§ **EXERCISE INSTRUCTIONS**: Search the material below for the word "Orecchiette" and copy every line in which it occurs.

§ **RECORD EXTRACTS**:
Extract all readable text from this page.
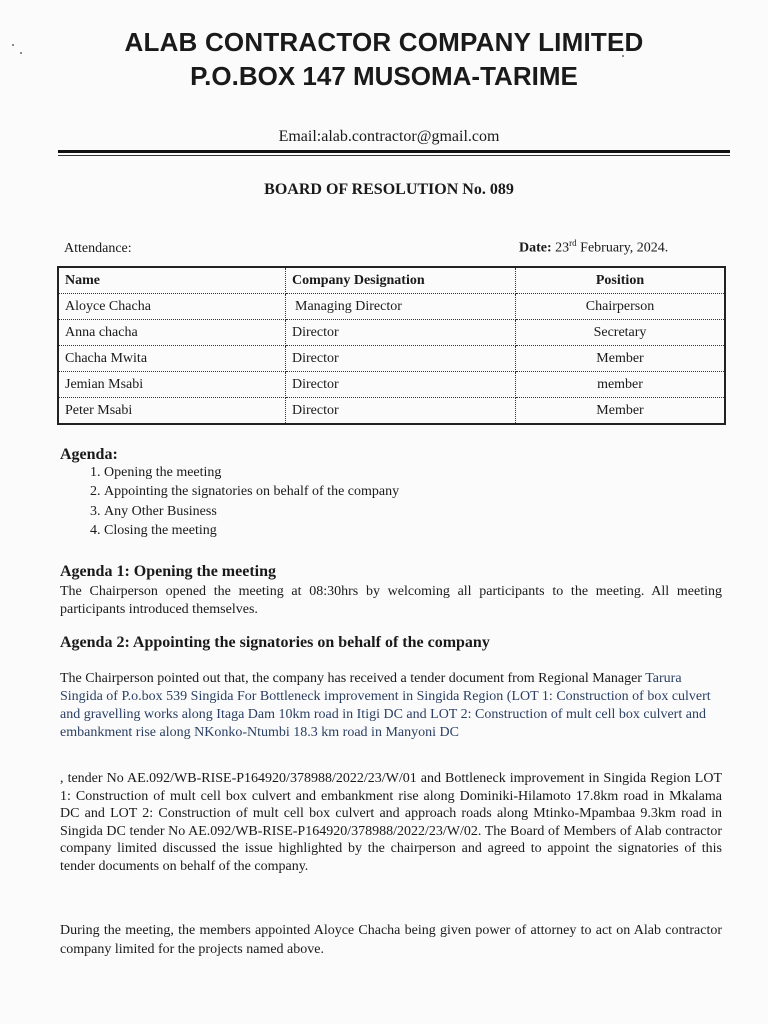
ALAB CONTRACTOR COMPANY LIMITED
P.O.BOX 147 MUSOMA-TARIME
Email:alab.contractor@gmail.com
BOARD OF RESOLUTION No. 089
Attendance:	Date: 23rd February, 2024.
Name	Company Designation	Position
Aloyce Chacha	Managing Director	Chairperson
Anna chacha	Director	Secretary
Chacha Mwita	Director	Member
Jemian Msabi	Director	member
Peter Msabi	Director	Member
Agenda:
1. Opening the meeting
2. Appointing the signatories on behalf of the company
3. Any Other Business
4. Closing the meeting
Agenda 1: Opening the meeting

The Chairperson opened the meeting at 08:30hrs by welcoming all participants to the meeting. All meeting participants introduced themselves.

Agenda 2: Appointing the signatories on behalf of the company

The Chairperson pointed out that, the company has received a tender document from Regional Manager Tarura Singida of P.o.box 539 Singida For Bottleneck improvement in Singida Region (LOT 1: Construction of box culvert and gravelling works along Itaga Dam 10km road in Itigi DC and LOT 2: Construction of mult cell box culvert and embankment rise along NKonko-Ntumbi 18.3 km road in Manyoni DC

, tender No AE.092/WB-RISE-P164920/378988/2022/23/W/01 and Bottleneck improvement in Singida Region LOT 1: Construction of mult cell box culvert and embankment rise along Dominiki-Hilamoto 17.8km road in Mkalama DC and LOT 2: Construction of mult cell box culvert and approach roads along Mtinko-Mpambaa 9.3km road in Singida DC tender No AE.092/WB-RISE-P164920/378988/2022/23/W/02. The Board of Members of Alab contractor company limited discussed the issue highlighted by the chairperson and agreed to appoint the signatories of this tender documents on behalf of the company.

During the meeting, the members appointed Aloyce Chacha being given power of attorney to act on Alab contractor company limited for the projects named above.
==
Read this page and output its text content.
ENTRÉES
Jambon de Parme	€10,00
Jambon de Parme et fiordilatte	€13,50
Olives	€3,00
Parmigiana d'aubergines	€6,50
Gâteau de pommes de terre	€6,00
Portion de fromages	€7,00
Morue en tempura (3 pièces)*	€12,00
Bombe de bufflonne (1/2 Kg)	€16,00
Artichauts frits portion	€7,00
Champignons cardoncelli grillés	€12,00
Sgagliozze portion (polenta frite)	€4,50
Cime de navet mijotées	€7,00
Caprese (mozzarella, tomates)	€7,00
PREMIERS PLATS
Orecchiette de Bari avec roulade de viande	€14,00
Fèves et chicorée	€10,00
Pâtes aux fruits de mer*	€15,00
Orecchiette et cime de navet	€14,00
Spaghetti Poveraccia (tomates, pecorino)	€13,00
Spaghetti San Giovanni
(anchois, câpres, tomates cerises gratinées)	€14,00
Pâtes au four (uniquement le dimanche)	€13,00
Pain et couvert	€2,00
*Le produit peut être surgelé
---
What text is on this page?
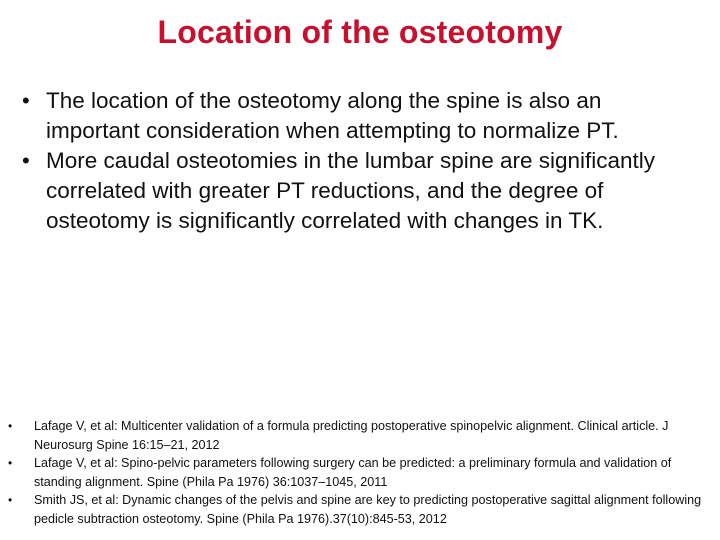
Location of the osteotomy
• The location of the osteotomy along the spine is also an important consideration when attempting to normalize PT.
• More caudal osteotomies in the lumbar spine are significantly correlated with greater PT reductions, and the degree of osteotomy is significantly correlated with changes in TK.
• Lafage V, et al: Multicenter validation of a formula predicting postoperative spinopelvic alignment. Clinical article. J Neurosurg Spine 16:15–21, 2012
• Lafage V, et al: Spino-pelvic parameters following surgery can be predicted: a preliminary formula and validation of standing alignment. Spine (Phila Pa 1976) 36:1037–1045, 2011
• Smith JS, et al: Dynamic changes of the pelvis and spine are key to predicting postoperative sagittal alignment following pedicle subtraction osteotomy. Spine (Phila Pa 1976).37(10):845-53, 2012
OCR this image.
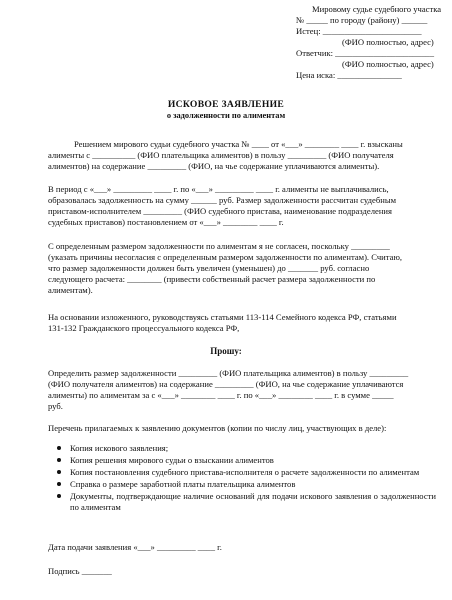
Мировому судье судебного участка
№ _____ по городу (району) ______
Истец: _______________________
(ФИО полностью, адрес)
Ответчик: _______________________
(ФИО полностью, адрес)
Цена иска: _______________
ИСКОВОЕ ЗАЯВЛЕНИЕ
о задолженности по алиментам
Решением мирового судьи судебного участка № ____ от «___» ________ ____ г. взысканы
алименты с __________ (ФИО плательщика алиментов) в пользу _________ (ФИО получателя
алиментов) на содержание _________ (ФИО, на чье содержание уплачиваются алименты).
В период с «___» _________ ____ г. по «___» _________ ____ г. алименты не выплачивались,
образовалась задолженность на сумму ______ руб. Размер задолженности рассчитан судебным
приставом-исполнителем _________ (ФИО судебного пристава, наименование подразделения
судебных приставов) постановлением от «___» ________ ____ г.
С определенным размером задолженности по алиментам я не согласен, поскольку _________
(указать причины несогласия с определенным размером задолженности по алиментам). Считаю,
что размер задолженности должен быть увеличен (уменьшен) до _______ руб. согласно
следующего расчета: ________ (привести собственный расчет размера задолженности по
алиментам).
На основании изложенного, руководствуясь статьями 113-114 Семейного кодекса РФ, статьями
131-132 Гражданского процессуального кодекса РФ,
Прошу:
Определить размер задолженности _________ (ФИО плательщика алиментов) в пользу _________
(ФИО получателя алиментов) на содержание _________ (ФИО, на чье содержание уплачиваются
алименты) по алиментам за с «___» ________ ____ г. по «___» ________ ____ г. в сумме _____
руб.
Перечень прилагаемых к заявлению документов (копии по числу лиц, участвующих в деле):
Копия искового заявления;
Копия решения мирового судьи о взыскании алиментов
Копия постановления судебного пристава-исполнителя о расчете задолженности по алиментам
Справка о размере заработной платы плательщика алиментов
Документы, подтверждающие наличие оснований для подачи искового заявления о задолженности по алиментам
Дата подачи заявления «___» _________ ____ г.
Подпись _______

§ **FULL SOLUTION**:
Orecchiette de Bari avec roulade de viande	€14,00
Orecchiette et cime de navet	€14,00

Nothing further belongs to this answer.